*** Records for this task Section Begins ***
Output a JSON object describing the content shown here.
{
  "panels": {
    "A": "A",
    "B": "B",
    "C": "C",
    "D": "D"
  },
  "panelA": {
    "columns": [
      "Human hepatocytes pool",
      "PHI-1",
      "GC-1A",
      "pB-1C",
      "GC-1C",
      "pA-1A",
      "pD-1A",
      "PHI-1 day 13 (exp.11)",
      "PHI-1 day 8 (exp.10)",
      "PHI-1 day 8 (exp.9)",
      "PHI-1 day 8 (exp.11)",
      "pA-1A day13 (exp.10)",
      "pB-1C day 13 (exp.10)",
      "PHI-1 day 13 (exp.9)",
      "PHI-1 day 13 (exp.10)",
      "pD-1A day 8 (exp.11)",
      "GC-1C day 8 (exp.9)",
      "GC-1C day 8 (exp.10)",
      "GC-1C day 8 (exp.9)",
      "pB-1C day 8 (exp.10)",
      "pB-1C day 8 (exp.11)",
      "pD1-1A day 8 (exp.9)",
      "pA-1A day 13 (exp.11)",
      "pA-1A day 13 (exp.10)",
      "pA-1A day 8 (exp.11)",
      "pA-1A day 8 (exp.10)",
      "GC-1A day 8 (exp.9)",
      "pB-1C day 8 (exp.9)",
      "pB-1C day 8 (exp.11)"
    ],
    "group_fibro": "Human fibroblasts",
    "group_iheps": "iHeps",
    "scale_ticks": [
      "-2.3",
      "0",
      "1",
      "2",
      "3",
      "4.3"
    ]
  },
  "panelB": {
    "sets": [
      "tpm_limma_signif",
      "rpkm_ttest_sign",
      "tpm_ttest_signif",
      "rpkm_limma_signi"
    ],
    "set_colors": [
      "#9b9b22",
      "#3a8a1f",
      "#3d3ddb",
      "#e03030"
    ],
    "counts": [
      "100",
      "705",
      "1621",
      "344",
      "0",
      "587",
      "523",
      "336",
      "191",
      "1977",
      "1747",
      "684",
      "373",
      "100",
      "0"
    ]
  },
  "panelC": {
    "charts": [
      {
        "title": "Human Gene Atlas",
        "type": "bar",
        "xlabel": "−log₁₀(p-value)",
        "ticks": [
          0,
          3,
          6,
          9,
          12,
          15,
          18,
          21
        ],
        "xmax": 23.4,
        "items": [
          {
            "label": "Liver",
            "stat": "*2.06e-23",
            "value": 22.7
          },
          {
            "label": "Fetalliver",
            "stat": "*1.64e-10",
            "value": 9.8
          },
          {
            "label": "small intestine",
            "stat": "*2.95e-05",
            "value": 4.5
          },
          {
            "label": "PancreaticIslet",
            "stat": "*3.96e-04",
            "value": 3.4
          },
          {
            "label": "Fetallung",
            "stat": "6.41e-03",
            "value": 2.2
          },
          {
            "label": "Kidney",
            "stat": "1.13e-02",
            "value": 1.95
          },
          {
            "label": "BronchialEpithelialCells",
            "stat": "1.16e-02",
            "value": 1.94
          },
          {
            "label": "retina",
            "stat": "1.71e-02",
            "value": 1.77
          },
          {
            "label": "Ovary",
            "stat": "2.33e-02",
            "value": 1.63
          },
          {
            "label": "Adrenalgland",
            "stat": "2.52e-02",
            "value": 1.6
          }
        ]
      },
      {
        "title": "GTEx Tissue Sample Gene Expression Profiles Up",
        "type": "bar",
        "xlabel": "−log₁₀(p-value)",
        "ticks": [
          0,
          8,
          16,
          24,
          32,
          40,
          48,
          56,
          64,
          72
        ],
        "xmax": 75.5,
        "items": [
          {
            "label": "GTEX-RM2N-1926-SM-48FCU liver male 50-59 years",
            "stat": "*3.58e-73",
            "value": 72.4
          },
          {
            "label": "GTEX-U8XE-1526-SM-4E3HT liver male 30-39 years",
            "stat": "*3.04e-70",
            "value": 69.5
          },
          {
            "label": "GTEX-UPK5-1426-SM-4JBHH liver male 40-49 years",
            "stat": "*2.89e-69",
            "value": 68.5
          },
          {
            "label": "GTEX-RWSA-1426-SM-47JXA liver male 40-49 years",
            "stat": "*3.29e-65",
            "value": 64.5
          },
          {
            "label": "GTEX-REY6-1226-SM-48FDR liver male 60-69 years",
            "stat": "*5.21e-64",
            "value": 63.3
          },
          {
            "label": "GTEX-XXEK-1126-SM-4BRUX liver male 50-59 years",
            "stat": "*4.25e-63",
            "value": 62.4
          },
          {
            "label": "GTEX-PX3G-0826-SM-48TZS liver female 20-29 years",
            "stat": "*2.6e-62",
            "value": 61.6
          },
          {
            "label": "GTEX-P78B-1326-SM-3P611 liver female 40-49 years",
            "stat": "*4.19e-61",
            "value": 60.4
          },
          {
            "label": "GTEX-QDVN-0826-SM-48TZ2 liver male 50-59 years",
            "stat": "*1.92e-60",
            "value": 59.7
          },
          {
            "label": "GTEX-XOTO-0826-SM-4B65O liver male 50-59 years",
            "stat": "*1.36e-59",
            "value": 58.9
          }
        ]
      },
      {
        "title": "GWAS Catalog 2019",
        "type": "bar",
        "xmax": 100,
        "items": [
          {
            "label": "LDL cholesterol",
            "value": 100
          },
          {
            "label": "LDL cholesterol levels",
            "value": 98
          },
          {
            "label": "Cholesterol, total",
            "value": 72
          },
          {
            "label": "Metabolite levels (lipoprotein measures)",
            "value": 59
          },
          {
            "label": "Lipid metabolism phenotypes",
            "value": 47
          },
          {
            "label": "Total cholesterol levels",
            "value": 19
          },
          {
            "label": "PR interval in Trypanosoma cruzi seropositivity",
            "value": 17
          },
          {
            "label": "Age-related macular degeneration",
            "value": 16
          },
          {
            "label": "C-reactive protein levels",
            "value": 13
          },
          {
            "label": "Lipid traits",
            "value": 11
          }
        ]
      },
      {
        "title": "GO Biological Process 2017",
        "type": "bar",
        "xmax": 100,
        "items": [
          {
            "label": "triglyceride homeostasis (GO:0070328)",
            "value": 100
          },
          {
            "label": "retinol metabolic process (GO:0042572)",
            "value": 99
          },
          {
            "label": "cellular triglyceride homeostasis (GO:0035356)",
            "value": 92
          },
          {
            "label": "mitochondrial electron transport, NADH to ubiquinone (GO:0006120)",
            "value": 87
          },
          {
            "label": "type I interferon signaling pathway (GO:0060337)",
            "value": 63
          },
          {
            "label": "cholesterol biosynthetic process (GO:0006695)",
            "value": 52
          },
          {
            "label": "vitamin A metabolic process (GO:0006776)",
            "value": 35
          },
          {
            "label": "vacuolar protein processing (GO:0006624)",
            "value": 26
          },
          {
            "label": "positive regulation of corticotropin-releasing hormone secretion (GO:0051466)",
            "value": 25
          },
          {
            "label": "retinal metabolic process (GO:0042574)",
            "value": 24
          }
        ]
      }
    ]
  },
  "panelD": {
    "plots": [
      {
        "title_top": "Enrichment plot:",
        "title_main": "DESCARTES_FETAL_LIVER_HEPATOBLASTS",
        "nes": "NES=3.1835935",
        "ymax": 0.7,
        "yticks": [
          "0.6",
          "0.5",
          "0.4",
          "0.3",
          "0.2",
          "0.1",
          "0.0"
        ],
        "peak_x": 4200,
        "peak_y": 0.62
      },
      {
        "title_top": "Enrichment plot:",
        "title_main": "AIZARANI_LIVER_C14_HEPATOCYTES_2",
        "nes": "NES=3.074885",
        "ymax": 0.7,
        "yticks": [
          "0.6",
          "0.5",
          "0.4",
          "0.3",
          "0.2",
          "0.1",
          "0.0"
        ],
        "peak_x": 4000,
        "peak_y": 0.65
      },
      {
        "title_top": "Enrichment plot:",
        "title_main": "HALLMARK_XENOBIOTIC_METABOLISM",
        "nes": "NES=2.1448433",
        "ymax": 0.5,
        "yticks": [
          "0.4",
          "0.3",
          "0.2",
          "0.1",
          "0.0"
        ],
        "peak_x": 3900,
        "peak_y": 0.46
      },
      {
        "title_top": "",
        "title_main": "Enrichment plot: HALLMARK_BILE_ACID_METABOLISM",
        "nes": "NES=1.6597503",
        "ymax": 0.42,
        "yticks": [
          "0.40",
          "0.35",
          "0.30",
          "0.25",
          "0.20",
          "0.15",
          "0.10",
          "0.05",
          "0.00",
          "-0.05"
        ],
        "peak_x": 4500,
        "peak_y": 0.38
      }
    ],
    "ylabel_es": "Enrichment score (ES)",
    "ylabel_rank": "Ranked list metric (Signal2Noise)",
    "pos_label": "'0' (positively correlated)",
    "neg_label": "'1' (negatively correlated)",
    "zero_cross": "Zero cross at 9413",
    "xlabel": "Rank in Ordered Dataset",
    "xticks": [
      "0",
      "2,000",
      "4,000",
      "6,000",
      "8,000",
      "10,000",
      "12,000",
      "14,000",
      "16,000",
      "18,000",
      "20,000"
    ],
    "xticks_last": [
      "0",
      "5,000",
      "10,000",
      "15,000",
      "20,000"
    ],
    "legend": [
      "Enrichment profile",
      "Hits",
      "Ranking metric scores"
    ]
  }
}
*** Records for this task Section Ends ***
### [Your goal]
The word to find is "homeostasis". Copy every line of the records that holds it.

### [Task response]
            "label": "triglyceride homeostasis (GO:0070328)",
            "label": "cellular triglyceride homeostasis (GO:0035356)",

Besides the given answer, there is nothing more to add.